*TEXTAUSZUG*:
Gleichzeitig schließt das Evangelische Diakoniewerk das Krankenhaus in Gaildorf zum Juli diesen Jahres, weil dort eine Million Euro Verlust aufgelaufen sind. Das ist ein Skandal, liebe Kolleginnen und Kollegen! In der Altenhilfe wurden die Beschäftigten erpresst, durch tarifliche Absenkungen bis zu 6 Prozent mit betrieblichen Öffnungsklauseln wurden in die Gehälter eingegriffen.
Das ist ein Skandal, liebe Kolleginnen und Kollegen!
Deserselbe Arbeitgeber betrieb bis vor kurzem eine eigene Leiharbeitsfirma, bei der zeitweise bis zu 200 Menschen beschäftigt waren …
Das ist ein Skandal, liebe Kolleg*innen und Kollegen !
Über eine Reinigungsfirma (DDL) werden einzelvertraglich Stationsassistentinnen beschäftigt … die Bezahlung läuft einzelvertraglich unter Tarif !
Das ist ein Skandal, liebe Kolleginnen und Kollegen !
Das sind Beispiele, die aus meiner Sicht aufzeigen, daß die Diakonie eine normalo Arbeitgeber ist. Die Arbeit wird zu 100 Prozent über Steuergelder finanziert. Das Kronenkreuz im Logo diakonischer Einrichtungen ist nur eine hohle Fassade, hinter der sich bei kurzem Einblick Lohndumping, Niedriglohngruppen, Mobbing- und Bossing-Strategien befinden. Das falsche Firmenschild zeigt nochmals deutlich, dass kein Anspruch auf ein Sonderarbeitsrecht erhoben werden darf!
Was brauchen wir stattdessen?
Viele Beschäftigte in der Diakonie organisieren sich zunehmend mehr in Betriebsgruppen, so auch im Sonnenhof gab es eine Aktion in der Tarifrunde … die KollegInnen wollen zunehmend öffentlich in ihrer diakonischen Einrichtung für die Gewerkschaft aktiv werden – sie werden mutiger!

*AUFGABEN*:
[a] Beantworte anhand des Textauszugs diese Fragen:
(i) Warum schließt das Evangelische Diakoniewerk das Krankenhaus in Gaildorf?
(ii) Wie viele Menschen waren zeitweise bei der Leiharbeitsfirma des Arbeitgebers beschäftigt?
(iii) Wie wird die Arbeit laut Textauszug finanziert?
[b] Fasse den Absatz des Textauszugs, der mit „Gleichzeitig schließt das Evangelische Diakoniewerk“ beginnt, als kurze Stichpunktliste zusammen.
[c] Gib den Abschnitt des Textauszugs wörtlich wieder, beginnend bei „Viele Beschäftigte in“ und endend bei „sie werden mutiger!“.
Die Datensätze werden hier nicht gebraucht.

*EINGABEDATEN*:
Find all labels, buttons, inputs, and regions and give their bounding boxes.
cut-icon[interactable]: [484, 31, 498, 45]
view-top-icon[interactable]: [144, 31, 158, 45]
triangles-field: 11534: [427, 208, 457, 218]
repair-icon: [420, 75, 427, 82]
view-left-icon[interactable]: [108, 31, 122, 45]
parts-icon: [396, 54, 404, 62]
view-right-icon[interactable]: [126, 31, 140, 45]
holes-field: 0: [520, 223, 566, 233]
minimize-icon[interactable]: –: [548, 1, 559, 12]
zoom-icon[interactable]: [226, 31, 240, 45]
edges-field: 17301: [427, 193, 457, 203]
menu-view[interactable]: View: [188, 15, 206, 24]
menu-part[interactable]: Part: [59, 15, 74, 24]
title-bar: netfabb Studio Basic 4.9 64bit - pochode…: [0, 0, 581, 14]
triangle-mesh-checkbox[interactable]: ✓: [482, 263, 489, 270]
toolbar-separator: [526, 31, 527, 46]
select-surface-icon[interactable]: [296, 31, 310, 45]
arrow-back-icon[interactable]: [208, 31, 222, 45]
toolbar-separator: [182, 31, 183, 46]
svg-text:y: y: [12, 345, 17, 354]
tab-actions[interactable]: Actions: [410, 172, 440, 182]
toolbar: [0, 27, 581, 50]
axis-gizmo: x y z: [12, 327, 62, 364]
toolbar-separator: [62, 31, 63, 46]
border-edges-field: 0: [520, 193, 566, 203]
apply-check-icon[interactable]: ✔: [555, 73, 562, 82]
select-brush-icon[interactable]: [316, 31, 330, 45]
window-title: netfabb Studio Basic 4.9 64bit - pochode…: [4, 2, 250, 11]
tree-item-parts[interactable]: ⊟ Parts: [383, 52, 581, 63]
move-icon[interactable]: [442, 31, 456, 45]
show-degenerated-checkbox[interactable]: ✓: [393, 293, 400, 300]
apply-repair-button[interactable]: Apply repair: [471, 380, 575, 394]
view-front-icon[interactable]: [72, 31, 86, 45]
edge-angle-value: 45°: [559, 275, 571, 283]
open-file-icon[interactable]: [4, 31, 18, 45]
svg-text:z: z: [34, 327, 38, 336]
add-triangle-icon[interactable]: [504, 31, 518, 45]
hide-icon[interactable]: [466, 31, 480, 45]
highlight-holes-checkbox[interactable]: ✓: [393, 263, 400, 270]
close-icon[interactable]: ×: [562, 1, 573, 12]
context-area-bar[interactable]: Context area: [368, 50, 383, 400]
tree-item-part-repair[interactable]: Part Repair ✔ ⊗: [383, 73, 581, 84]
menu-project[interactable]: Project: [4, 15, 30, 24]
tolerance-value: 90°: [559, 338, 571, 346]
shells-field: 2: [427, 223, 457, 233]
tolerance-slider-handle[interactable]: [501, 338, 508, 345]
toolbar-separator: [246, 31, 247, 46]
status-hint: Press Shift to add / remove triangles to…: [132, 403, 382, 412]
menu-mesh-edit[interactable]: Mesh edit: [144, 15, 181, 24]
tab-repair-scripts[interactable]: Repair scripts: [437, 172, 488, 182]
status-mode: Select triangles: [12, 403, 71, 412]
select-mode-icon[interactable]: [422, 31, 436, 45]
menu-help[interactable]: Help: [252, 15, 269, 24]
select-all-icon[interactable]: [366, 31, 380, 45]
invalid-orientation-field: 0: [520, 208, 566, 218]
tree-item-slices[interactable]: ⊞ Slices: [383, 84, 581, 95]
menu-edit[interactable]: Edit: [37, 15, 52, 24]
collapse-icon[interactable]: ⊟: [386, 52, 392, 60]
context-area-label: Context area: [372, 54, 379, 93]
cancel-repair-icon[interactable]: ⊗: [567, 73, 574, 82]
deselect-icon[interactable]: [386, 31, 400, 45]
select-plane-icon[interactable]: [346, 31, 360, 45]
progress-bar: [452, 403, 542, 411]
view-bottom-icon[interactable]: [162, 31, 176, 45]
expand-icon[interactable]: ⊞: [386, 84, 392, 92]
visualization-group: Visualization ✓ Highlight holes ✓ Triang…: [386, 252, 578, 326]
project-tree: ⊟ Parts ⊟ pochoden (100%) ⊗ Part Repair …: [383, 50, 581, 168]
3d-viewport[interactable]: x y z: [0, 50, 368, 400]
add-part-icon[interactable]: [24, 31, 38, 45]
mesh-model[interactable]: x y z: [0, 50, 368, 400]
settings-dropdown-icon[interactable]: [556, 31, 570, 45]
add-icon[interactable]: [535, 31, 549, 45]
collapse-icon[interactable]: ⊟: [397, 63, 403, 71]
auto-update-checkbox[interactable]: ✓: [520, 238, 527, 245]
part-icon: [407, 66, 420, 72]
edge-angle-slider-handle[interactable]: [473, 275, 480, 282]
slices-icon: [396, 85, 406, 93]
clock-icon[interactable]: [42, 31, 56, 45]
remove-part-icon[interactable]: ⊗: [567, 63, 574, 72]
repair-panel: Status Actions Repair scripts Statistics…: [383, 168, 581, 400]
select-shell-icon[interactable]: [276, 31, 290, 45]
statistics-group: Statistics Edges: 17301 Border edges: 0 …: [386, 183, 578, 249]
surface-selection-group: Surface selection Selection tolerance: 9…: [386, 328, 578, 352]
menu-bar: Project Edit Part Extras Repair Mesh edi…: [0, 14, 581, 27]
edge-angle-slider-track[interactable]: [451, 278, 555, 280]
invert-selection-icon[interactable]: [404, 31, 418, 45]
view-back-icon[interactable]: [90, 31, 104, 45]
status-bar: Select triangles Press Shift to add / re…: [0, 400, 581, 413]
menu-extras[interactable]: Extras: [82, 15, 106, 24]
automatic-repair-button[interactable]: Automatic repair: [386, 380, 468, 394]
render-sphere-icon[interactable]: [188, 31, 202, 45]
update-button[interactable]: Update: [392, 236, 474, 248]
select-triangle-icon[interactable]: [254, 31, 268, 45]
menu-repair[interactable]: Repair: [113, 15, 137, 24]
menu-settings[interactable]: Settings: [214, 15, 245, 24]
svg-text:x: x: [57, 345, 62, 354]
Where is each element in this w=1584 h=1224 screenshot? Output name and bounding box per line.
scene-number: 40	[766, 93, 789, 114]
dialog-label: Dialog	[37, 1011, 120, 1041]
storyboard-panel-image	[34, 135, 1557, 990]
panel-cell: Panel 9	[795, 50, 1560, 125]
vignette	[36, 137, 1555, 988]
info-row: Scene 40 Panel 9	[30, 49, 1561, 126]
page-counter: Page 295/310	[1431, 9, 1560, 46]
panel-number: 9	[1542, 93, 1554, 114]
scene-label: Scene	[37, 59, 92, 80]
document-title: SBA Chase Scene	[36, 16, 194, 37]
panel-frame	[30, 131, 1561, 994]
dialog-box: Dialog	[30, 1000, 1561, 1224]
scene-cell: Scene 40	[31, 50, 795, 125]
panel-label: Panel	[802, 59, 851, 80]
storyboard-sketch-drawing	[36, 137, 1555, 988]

*LÖSUNGEN*:
[a]
(i) Weil dort eine Million Euro Verlust aufgelaufen sind.
(ii) Bis zu 200 Menschen.
(iii) Zu 100 Prozent über Steuergelder.

[b]
- Das Evangelische Diakoniewerk schließt das Krankenhaus in Gaildorf zum Juli dieses Jahres.
- Grund: Dort sind eine Million Euro Verlust aufgelaufen.
- Das wird als Skandal bezeichnet.
- In der Altenhilfe wurden die Beschäftigten erpresst.
- Über betriebliche Öffnungsklauseln wurden die Gehälter tariflich um bis zu 6 Prozent abgesenkt.

[c]
Viele Beschäftigte in der Diakonie organisieren sich zunehmend mehr in Betriebsgruppen, so auch im Sonnenhof gab es eine Aktion in der Tarifrunde … die KollegInnen wollen zunehmend öffentlich in ihrer diakonischen Einrichtung für die Gewerkschaft aktiv werden – sie werden mutiger!